§ **Instructions for the task**
Copy out each line of the material below that holds the string "TOPLAM".

┌────────

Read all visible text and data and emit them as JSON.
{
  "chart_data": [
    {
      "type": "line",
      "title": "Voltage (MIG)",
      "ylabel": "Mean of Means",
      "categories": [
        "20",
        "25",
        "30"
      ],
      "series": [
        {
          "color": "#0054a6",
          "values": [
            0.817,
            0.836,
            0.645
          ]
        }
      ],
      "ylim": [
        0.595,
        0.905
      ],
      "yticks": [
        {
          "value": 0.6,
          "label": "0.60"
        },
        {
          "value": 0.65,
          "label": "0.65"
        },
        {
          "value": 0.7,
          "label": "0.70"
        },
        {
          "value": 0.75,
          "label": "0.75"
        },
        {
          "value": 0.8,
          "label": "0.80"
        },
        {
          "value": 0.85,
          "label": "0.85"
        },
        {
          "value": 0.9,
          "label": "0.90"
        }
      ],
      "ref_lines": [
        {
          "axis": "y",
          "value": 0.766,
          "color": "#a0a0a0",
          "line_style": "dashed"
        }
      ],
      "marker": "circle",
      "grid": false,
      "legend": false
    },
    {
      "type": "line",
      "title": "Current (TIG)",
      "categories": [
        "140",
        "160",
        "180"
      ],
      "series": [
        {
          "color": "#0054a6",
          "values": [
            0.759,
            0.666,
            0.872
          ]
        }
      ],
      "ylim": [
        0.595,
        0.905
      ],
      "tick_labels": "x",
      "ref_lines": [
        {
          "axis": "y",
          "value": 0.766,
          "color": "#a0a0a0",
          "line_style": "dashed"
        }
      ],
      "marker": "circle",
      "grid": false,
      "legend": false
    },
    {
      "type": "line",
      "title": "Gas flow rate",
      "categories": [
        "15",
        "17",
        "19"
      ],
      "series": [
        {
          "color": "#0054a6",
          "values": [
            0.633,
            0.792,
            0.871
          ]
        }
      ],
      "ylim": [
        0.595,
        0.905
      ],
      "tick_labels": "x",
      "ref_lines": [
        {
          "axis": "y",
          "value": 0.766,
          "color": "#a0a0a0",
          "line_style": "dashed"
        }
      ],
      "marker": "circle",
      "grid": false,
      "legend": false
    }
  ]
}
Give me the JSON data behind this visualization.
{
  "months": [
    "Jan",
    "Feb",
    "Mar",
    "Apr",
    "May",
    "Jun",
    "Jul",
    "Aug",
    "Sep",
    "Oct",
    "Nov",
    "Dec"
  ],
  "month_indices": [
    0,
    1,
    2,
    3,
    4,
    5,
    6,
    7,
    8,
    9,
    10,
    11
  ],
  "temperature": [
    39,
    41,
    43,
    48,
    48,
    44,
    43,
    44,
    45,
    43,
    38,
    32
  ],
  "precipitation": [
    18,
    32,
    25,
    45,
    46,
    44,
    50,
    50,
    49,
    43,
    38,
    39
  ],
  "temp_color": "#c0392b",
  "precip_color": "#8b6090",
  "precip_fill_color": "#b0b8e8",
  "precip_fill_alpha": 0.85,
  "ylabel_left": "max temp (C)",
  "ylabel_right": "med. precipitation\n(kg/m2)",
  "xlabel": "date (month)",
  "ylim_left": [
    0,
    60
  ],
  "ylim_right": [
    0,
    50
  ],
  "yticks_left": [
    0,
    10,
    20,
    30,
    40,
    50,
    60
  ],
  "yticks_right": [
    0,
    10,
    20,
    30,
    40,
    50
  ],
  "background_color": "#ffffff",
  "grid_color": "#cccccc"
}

└────────
┌────────

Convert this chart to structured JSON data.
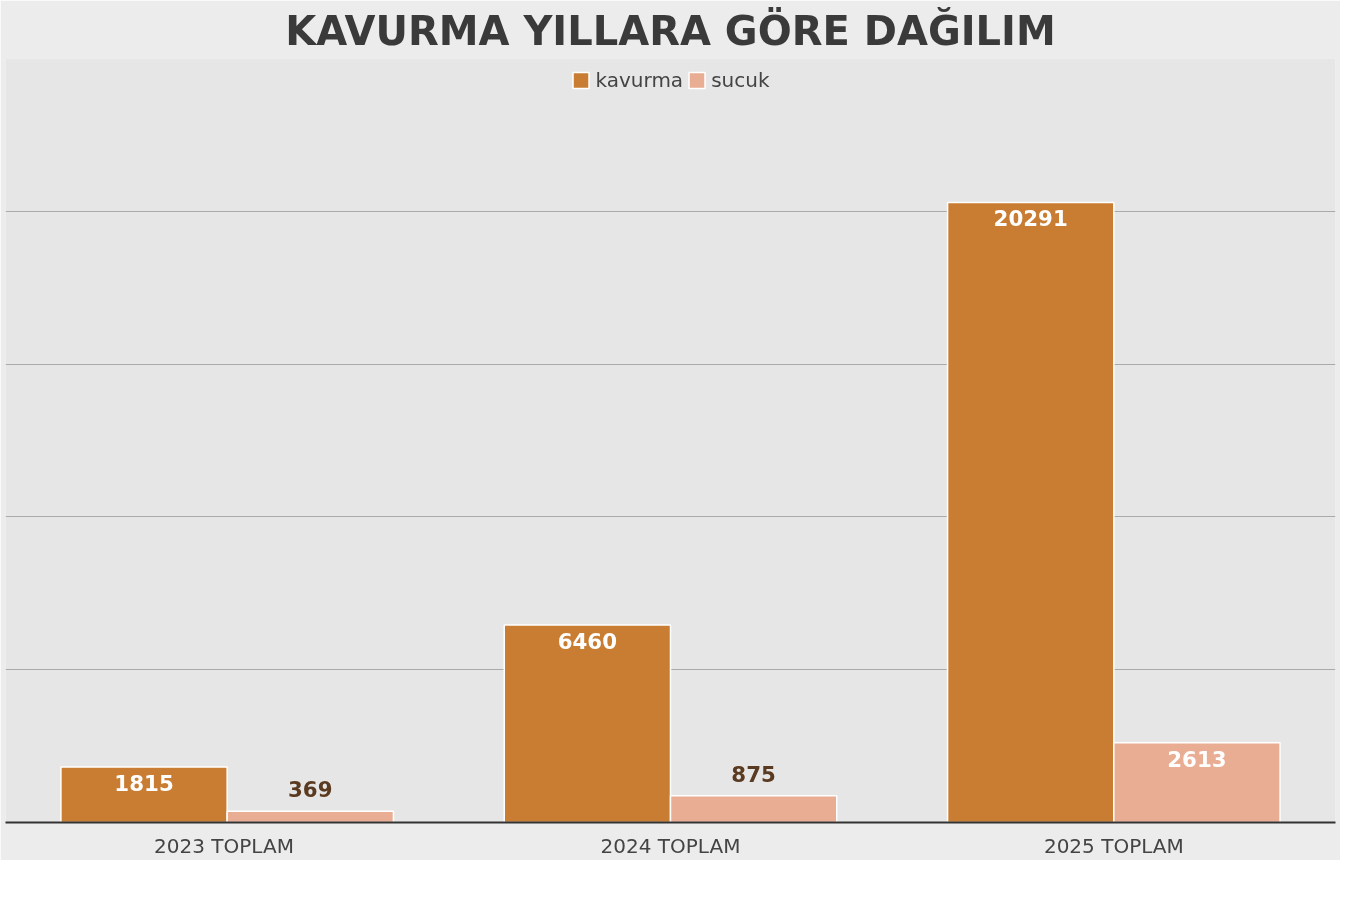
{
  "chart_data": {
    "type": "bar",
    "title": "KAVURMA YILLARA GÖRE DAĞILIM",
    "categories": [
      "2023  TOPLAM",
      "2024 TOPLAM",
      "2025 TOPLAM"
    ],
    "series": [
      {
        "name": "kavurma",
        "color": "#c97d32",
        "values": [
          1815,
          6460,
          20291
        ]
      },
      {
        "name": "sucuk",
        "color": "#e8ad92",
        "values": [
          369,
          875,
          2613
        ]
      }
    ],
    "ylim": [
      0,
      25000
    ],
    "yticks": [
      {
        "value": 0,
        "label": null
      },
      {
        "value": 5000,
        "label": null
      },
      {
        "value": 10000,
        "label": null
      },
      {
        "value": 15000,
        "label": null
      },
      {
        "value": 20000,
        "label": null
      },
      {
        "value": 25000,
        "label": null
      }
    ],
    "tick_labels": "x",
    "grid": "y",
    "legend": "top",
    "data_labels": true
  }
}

└────────

§ **Reply to the exercise**
      "2023  TOPLAM",
      "2024 TOPLAM",
      "2025 TOPLAM"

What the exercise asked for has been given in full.